Collected data entries
»»

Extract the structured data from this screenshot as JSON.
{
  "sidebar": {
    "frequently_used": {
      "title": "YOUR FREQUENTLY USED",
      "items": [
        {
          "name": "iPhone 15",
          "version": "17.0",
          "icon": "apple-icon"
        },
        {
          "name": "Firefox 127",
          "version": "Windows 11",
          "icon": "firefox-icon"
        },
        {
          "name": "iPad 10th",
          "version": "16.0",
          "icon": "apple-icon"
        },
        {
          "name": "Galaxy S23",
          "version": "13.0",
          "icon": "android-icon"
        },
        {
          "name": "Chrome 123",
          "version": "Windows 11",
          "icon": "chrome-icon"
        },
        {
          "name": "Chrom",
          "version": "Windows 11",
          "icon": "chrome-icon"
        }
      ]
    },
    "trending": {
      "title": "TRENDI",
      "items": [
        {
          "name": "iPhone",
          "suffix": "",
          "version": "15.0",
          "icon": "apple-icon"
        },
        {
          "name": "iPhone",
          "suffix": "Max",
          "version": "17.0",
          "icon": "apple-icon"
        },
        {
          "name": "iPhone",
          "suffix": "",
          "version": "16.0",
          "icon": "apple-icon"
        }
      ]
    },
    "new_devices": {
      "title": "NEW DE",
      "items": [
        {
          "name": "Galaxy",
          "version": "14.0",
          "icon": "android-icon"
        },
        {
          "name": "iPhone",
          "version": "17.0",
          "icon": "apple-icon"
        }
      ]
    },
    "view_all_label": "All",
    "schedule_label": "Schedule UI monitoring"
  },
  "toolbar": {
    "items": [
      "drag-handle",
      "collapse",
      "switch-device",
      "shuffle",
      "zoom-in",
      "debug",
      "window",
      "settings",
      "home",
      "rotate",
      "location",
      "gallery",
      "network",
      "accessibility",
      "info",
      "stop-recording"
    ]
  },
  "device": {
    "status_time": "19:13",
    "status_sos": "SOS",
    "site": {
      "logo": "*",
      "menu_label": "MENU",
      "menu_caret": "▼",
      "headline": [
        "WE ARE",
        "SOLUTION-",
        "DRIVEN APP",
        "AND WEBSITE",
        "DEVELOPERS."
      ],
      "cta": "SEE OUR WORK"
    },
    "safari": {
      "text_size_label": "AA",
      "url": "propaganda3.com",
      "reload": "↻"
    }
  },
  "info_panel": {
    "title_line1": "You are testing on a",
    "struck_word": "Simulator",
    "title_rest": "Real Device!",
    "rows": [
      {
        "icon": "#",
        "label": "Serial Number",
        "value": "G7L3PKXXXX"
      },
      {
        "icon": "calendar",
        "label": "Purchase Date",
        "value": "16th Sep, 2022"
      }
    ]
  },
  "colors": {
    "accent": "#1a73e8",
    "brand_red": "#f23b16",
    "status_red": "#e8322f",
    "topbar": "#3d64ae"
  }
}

««

**Requirements:** Each line of the listing should be copied exactly.

**Worked answer:**
Extract the structured data from this screenshot as JSON.
{
  "sidebar": {
    "frequently_used": {
      "title": "YOUR FREQUENTLY USED",
      "items": [
        {
          "name": "iPhone 15",
          "version": "17.0",
          "icon": "apple-icon"
        },
        {
          "name": "Firefox 127",
          "version": "Windows 11",
          "icon": "firefox-icon"
        },
        {
          "name": "iPad 10th",
          "version": "16.0",
          "icon": "apple-icon"
        },
        {
          "name": "Galaxy S23",
          "version": "13.0",
          "icon": "android-icon"
        },
        {
          "name": "Chrome 123",
          "version": "Windows 11",
          "icon": "chrome-icon"
        },
        {
          "name": "Chrom",
          "version": "Windows 11",
          "icon": "chrome-icon"
        }
      ]
    },
    "trending": {
      "title": "TRENDI",
      "items": [
        {
          "name": "iPhone",
          "suffix": "",
          "version": "15.0",
          "icon": "apple-icon"
        },
        {
          "name": "iPhone",
          "suffix": "Max",
          "version": "17.0",
          "icon": "apple-icon"
        },
        {
          "name": "iPhone",
          "suffix": "",
          "version": "16.0",
          "icon": "apple-icon"
        }
      ]
    },
    "new_devices": {
      "title": "NEW DE",
      "items": [
        {
          "name": "Galaxy",
          "version": "14.0",
          "icon": "android-icon"
        },
        {
          "name": "iPhone",
          "version": "17.0",
          "icon": "apple-icon"
        }
      ]
    },
    "view_all_label": "All",
    "schedule_label": "Schedule UI monitoring"
  },
  "toolbar": {
    "items": [
      "drag-handle",
      "collapse",
      "switch-device",
      "shuffle",
      "zoom-in",
      "debug",
      "window",
      "settings",
      "home",
      "rotate",
      "location",
      "gallery",
      "network",
      "accessibility",
      "info",
      "stop-recording"
    ]
  },
  "device": {
    "status_time": "19:13",
    "status_sos": "SOS",
    "site": {
      "logo": "*",
      "menu_label": "MENU",
      "menu_caret": "▼",
      "headline": [
        "WE ARE",
        "SOLUTION-",
        "DRIVEN APP",
        "AND WEBSITE",
        "DEVELOPERS."
      ],
      "cta": "SEE OUR WORK"
    },
    "safari": {
      "text_size_label": "AA",
      "url": "propaganda3.com",
      "reload": "↻"
    }
  },
  "info_panel": {
    "title_line1": "You are testing on a",
    "struck_word": "Simulator",
    "title_rest": "Real Device!",
    "rows": [
      {
        "icon": "#",
        "label": "Serial Number",
        "value": "G7L3PKXXXX"
      },
      {
        "icon": "calendar",
        "label": "Purchase Date",
        "value": "16th Sep, 2022"
      }
    ]
  },
  "colors": {
    "accent": "#1a73e8",
    "brand_red": "#f23b16",
    "status_red": "#e8322f",
    "topbar": "#3d64ae"
  }
}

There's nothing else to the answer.